What is asked:
Output an exact reproduction of the data.

** START OF Data for this task **

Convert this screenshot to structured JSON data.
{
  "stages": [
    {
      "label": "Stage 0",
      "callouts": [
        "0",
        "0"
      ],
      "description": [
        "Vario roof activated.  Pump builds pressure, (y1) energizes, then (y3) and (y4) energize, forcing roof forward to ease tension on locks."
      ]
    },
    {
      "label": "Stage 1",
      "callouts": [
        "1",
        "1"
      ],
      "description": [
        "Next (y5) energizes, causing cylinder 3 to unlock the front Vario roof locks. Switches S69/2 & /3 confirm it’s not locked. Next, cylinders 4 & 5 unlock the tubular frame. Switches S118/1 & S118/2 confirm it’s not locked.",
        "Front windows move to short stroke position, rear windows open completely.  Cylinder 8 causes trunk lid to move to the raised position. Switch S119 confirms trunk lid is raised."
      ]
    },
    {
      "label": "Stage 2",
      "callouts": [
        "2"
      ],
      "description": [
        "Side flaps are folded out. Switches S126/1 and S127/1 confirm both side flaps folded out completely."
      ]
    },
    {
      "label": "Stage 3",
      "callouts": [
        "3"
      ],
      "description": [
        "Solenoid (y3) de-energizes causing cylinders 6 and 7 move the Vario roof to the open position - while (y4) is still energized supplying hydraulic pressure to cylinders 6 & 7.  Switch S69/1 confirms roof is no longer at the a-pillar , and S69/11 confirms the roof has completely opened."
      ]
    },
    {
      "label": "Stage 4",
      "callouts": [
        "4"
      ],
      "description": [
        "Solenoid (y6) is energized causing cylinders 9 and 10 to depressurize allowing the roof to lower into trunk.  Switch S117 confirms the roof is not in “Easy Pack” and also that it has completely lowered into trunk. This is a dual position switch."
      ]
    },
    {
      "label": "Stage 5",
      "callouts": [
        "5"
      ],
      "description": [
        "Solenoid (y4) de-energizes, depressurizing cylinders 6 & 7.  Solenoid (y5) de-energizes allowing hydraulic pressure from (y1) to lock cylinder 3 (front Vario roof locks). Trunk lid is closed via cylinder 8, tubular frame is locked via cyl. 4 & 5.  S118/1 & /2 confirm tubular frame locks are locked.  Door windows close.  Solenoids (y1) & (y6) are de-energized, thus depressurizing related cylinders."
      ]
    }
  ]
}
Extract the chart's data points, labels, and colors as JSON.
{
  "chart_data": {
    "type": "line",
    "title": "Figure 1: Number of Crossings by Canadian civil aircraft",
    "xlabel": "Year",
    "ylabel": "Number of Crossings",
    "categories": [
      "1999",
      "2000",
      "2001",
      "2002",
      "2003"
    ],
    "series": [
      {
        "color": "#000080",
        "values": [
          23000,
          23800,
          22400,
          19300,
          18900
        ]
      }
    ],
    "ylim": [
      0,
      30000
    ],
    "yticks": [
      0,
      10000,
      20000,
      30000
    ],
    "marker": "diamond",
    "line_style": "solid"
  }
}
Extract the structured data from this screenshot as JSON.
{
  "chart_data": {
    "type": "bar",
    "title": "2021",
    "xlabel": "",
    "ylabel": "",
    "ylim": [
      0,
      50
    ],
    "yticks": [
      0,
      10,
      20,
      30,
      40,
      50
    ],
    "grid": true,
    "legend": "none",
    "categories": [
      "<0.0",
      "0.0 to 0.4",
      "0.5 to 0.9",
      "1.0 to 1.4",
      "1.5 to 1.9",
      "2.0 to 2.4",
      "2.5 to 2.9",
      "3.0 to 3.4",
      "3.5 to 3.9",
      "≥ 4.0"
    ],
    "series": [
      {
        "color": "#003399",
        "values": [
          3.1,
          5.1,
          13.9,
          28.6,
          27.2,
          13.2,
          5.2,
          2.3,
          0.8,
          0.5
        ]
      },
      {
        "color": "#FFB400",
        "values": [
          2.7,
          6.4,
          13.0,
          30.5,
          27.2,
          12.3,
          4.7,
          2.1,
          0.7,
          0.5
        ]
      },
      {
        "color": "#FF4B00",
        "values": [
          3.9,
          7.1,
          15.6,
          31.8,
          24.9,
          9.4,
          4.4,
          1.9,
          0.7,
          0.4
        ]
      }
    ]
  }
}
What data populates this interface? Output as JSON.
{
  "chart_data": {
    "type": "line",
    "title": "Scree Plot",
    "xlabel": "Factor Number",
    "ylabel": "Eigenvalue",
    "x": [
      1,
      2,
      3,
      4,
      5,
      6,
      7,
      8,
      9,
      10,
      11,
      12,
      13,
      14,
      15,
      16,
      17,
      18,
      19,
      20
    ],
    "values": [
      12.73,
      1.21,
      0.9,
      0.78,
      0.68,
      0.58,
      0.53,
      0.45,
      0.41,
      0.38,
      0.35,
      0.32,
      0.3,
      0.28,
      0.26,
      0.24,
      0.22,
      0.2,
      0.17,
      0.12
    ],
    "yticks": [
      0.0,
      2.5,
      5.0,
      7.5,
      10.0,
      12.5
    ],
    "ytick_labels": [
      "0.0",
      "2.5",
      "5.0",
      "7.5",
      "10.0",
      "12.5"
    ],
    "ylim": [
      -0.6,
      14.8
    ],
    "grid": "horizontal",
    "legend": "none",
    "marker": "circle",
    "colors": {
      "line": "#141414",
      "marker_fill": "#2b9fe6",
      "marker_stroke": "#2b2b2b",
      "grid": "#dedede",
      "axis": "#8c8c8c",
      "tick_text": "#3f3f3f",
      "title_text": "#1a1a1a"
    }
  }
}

** END OF Data for this task **

Solution for this problem:
Convert this screenshot to structured JSON data.
{
  "stages": [
    {
      "label": "Stage 0",
      "callouts": [
        "0",
        "0"
      ],
      "description": [
        "Vario roof activated.  Pump builds pressure, (y1) energizes, then (y3) and (y4) energize, forcing roof forward to ease tension on locks."
      ]
    },
    {
      "label": "Stage 1",
      "callouts": [
        "1",
        "1"
      ],
      "description": [
        "Next (y5) energizes, causing cylinder 3 to unlock the front Vario roof locks. Switches S69/2 & /3 confirm it’s not locked. Next, cylinders 4 & 5 unlock the tubular frame. Switches S118/1 & S118/2 confirm it’s not locked.",
        "Front windows move to short stroke position, rear windows open completely.  Cylinder 8 causes trunk lid to move to the raised position. Switch S119 confirms trunk lid is raised."
      ]
    },
    {
      "label": "Stage 2",
      "callouts": [
        "2"
      ],
      "description": [
        "Side flaps are folded out. Switches S126/1 and S127/1 confirm both side flaps folded out completely."
      ]
    },
    {
      "label": "Stage 3",
      "callouts": [
        "3"
      ],
      "description": [
        "Solenoid (y3) de-energizes causing cylinders 6 and 7 move the Vario roof to the open position - while (y4) is still energized supplying hydraulic pressure to cylinders 6 & 7.  Switch S69/1 confirms roof is no longer at the a-pillar , and S69/11 confirms the roof has completely opened."
      ]
    },
    {
      "label": "Stage 4",
      "callouts": [
        "4"
      ],
      "description": [
        "Solenoid (y6) is energized causing cylinders 9 and 10 to depressurize allowing the roof to lower into trunk.  Switch S117 confirms the roof is not in “Easy Pack” and also that it has completely lowered into trunk. This is a dual position switch."
      ]
    },
    {
      "label": "Stage 5",
      "callouts": [
        "5"
      ],
      "description": [
        "Solenoid (y4) de-energizes, depressurizing cylinders 6 & 7.  Solenoid (y5) de-energizes allowing hydraulic pressure from (y1) to lock cylinder 3 (front Vario roof locks). Trunk lid is closed via cylinder 8, tubular frame is locked via cyl. 4 & 5.  S118/1 & /2 confirm tubular frame locks are locked.  Door windows close.  Solenoids (y1) & (y6) are de-energized, thus depressurizing related cylinders."
      ]
    }
  ]
}
Extract the chart's data points, labels, and colors as JSON.
{
  "chart_data": {
    "type": "line",
    "title": "Figure 1: Number of Crossings by Canadian civil aircraft",
    "xlabel": "Year",
    "ylabel": "Number of Crossings",
    "categories": [
      "1999",
      "2000",
      "2001",
      "2002",
      "2003"
    ],
    "series": [
      {
        "color": "#000080",
        "values": [
          23000,
          23800,
          22400,
          19300,
          18900
        ]
      }
    ],
    "ylim": [
      0,
      30000
    ],
    "yticks": [
      0,
      10000,
      20000,
      30000
    ],
    "marker": "diamond",
    "line_style": "solid"
  }
}
Extract the structured data from this screenshot as JSON.
{
  "chart_data": {
    "type": "bar",
    "title": "2021",
    "xlabel": "",
    "ylabel": "",
    "ylim": [
      0,
      50
    ],
    "yticks": [
      0,
      10,
      20,
      30,
      40,
      50
    ],
    "grid": true,
    "legend": "none",
    "categories": [
      "<0.0",
      "0.0 to 0.4",
      "0.5 to 0.9",
      "1.0 to 1.4",
      "1.5 to 1.9",
      "2.0 to 2.4",
      "2.5 to 2.9",
      "3.0 to 3.4",
      "3.5 to 3.9",
      "≥ 4.0"
    ],
    "series": [
      {
        "color": "#003399",
        "values": [
          3.1,
          5.1,
          13.9,
          28.6,
          27.2,
          13.2,
          5.2,
          2.3,
          0.8,
          0.5
        ]
      },
      {
        "color": "#FFB400",
        "values": [
          2.7,
          6.4,
          13.0,
          30.5,
          27.2,
          12.3,
          4.7,
          2.1,
          0.7,
          0.5
        ]
      },
      {
        "color": "#FF4B00",
        "values": [
          3.9,
          7.1,
          15.6,
          31.8,
          24.9,
          9.4,
          4.4,
          1.9,
          0.7,
          0.4
        ]
      }
    ]
  }
}
What data populates this interface? Output as JSON.
{
  "chart_data": {
    "type": "line",
    "title": "Scree Plot",
    "xlabel": "Factor Number",
    "ylabel": "Eigenvalue",
    "x": [
      1,
      2,
      3,
      4,
      5,
      6,
      7,
      8,
      9,
      10,
      11,
      12,
      13,
      14,
      15,
      16,
      17,
      18,
      19,
      20
    ],
    "values": [
      12.73,
      1.21,
      0.9,
      0.78,
      0.68,
      0.58,
      0.53,
      0.45,
      0.41,
      0.38,
      0.35,
      0.32,
      0.3,
      0.28,
      0.26,
      0.24,
      0.22,
      0.2,
      0.17,
      0.12
    ],
    "yticks": [
      0.0,
      2.5,
      5.0,
      7.5,
      10.0,
      12.5
    ],
    "ytick_labels": [
      "0.0",
      "2.5",
      "5.0",
      "7.5",
      "10.0",
      "12.5"
    ],
    "ylim": [
      -0.6,
      14.8
    ],
    "grid": "horizontal",
    "legend": "none",
    "marker": "circle",
    "colors": {
      "line": "#141414",
      "marker_fill": "#2b9fe6",
      "marker_stroke": "#2b2b2b",
      "grid": "#dedede",
      "axis": "#8c8c8c",
      "tick_text": "#3f3f3f",
      "title_text": "#1a1a1a"
    }
  }
}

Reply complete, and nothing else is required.